> Your goal:
Set down a faithful copy of every record, and skip the pictures in it.

(Exercise data)

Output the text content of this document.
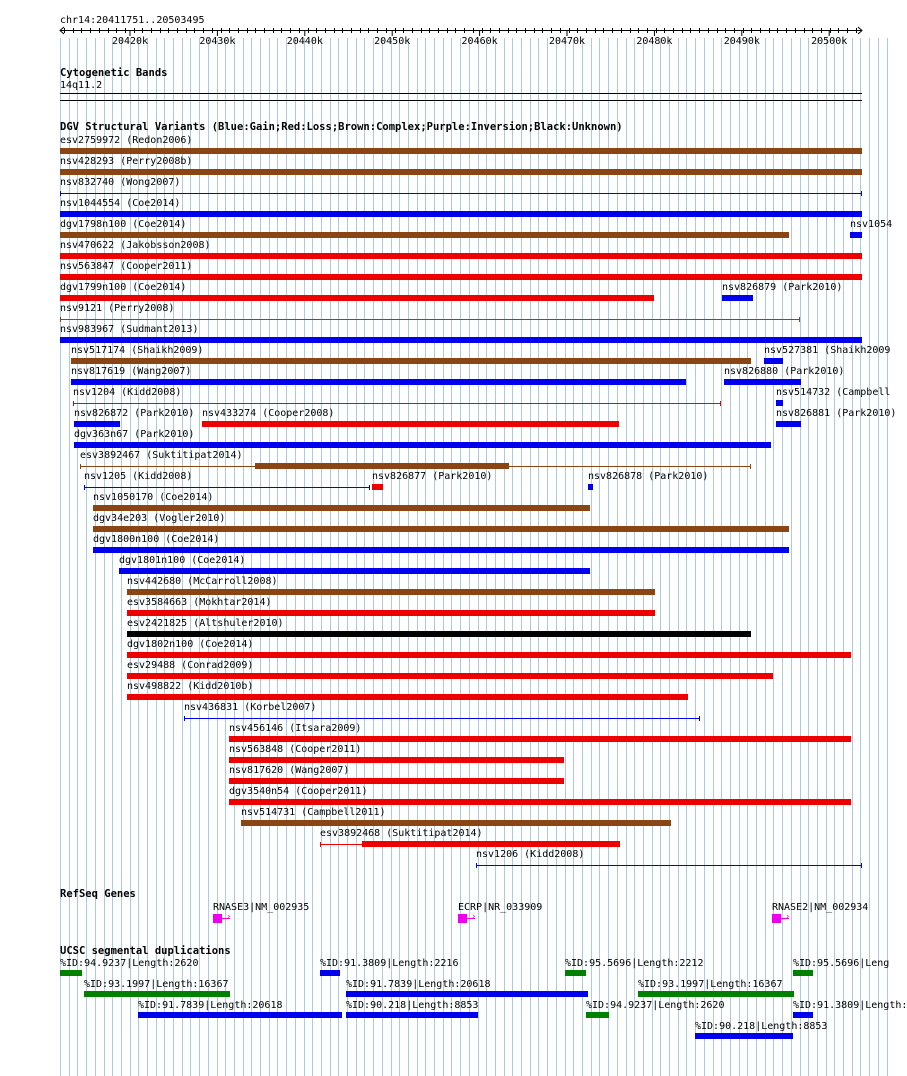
chr14:20411751..20503495
20420k	20430k	20440k	20450k	20460k	20470k	20480k	20490k	20500k
Cytogenetic Bands
14q11.2
DGV Structural Variants (Blue:Gain;Red:Loss;Brown:Complex;Purple:Inversion;Black:Unknown)
RefSeq Genes
UCSC segmental duplications
esv2759972 (Redon2006)
nsv428293 (Perry2008b)
nsv832740 (Wong2007)
nsv1044554 (Coe2014)
dgv1798n100 (Coe2014)	nsv1054
nsv470622 (Jakobsson2008)
nsv563847 (Cooper2011)
dgv1799n100 (Coe2014)	nsv826879 (Park2010)
nsv9121 (Perry2008)
nsv983967 (Sudmant2013)
nsv517174 (Shaikh2009)	nsv527381 (Shaikh2009
nsv817619 (Wang2007)	nsv826880 (Park2010)
nsv1204 (Kidd2008)	nsv514732 (Campbell
nsv826872 (Park2010) nsv433274 (Cooper2008)	nsv826881 (Park2010)
dgv363n67 (Park2010)
esv3892467 (Suktitipat2014)
nsv1205 (Kidd2008)	nsv826877 (Park2010)	nsv826878 (Park2010)
nsv1050170 (Coe2014)
dgv34e203 (Vogler2010)
dgv1800n100 (Coe2014)
dgv1801n100 (Coe2014)
nsv442680 (McCarroll2008)
esv3584663 (Mokhtar2014)
esv2421825 (Altshuler2010)
dgv1802n100 (Coe2014)
esv29488 (Conrad2009)
nsv498822 (Kidd2010b)
nsv436831 (Korbel2007)
nsv456146 (Itsara2009)
nsv563848 (Cooper2011)
nsv817620 (Wang2007)
dgv3540n54 (Cooper2011)
nsv514731 (Campbell2011)
esv3892468 (Suktitipat2014)
nsv1206 (Kidd2008)
RNASE3|NM_002935
›
ECRP|NR_033909
›
RNASE2|NM_002934
›
%ID:94.9237|Length:2620	%ID:91.3809|Length:2216	%ID:95.5696|Length:2212	%ID:95.5696|Leng
%ID:93.1997|Length:16367	%ID:91.7839|Length:20618	%ID:93.1997|Length:16367
%ID:91.7839|Length:20618	%ID:90.218|Length:8853	%ID:94.9237|Length:2620	%ID:91.3809|Length:
%ID:90.218|Length:8853
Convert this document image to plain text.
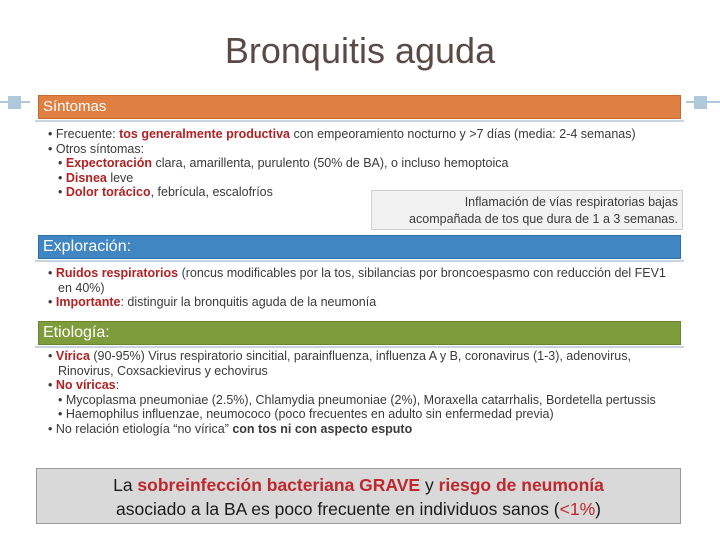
Bronquitis aguda
Síntomas

• Frecuente: tos generalmente productiva con empeoramiento nocturno y >7 días (media: 2-4 semanas)

• Otros síntomas:

• Expectoración clara, amarillenta, purulento (50% de BA), o incluso hemoptoica

• Disnea leve

• Dolor torácico, febrícula, escalofríos

Inflamación de vías respiratorias bajas
acompañada de tos que dura de 1 a 3 semanas.
Exploración:

• Ruidos respiratorios (roncus modificables por la tos, sibilancias por broncoespasmo con reducción del FEV1 en 40%)

• Importante: distinguir la bronquitis aguda de la neumonía

Etiología:

• Vírica (90-95%) Virus respiratorio sincitial, parainfluenza, influenza A y B, coronavirus (1-3), adenovirus, Rinovirus, Coxsackievirus y echovirus

• No víricas:

• Mycoplasma pneumoniae (2.5%), Chlamydia pneumoniae (2%), Moraxella catarrhalis, Bordetella pertussis

• Haemophilus influenzae, neumococo (poco frecuentes en adulto sin enfermedad previa)

• No relación etiología “no vírica” con tos ni con aspecto esputo

La sobreinfección bacteriana GRAVE y riesgo de neumonía
asociado a la BA es poco frecuente en individuos sanos (<1%)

(End Exercise data)

> Solution for this task:
Output the text content of this document.
chr14:20411751..20503495
20420k	20430k	20440k	20450k	20460k	20470k	20480k	20490k	20500k
Cytogenetic Bands
14q11.2
DGV Structural Variants (Blue:Gain;Red:Loss;Brown:Complex;Purple:Inversion;Black:Unknown)
RefSeq Genes
UCSC segmental duplications
esv2759972 (Redon2006)
nsv428293 (Perry2008b)
nsv832740 (Wong2007)
nsv1044554 (Coe2014)
dgv1798n100 (Coe2014)	nsv1054
nsv470622 (Jakobsson2008)
nsv563847 (Cooper2011)
dgv1799n100 (Coe2014)	nsv826879 (Park2010)
nsv9121 (Perry2008)
nsv983967 (Sudmant2013)
nsv517174 (Shaikh2009)	nsv527381 (Shaikh2009
nsv817619 (Wang2007)	nsv826880 (Park2010)
nsv1204 (Kidd2008)	nsv514732 (Campbell
nsv826872 (Park2010) nsv433274 (Cooper2008)	nsv826881 (Park2010)
dgv363n67 (Park2010)
esv3892467 (Suktitipat2014)
nsv1205 (Kidd2008)	nsv826877 (Park2010)	nsv826878 (Park2010)
nsv1050170 (Coe2014)
dgv34e203 (Vogler2010)
dgv1800n100 (Coe2014)
dgv1801n100 (Coe2014)
nsv442680 (McCarroll2008)
esv3584663 (Mokhtar2014)
esv2421825 (Altshuler2010)
dgv1802n100 (Coe2014)
esv29488 (Conrad2009)
nsv498822 (Kidd2010b)
nsv436831 (Korbel2007)
nsv456146 (Itsara2009)
nsv563848 (Cooper2011)
nsv817620 (Wang2007)
dgv3540n54 (Cooper2011)
nsv514731 (Campbell2011)
esv3892468 (Suktitipat2014)
nsv1206 (Kidd2008)
RNASE3|NM_002935
›
ECRP|NR_033909
›
RNASE2|NM_002934
›
%ID:94.9237|Length:2620	%ID:91.3809|Length:2216	%ID:95.5696|Length:2212	%ID:95.5696|Leng
%ID:93.1997|Length:16367	%ID:91.7839|Length:20618	%ID:93.1997|Length:16367
%ID:91.7839|Length:20618	%ID:90.218|Length:8853	%ID:94.9237|Length:2620	%ID:91.3809|Length:
%ID:90.218|Length:8853
Convert this document image to plain text.
Bronquitis aguda
Síntomas

• Frecuente: tos generalmente productiva con empeoramiento nocturno y >7 días (media: 2-4 semanas)

• Otros síntomas:

• Expectoración clara, amarillenta, purulento (50% de BA), o incluso hemoptoica

• Disnea leve

• Dolor torácico, febrícula, escalofríos

Inflamación de vías respiratorias bajas
acompañada de tos que dura de 1 a 3 semanas.
Exploración:

• Ruidos respiratorios (roncus modificables por la tos, sibilancias por broncoespasmo con reducción del FEV1 en 40%)

• Importante: distinguir la bronquitis aguda de la neumonía

Etiología:

• Vírica (90-95%) Virus respiratorio sincitial, parainfluenza, influenza A y B, coronavirus (1-3), adenovirus, Rinovirus, Coxsackievirus y echovirus

• No víricas:

• Mycoplasma pneumoniae (2.5%), Chlamydia pneumoniae (2%), Moraxella catarrhalis, Bordetella pertussis

• Haemophilus influenzae, neumococo (poco frecuentes en adulto sin enfermedad previa)

• No relación etiología “no vírica” con tos ni con aspecto esputo

La sobreinfección bacteriana GRAVE y riesgo de neumonía
asociado a la BA es poco frecuente en individuos sanos (<1%)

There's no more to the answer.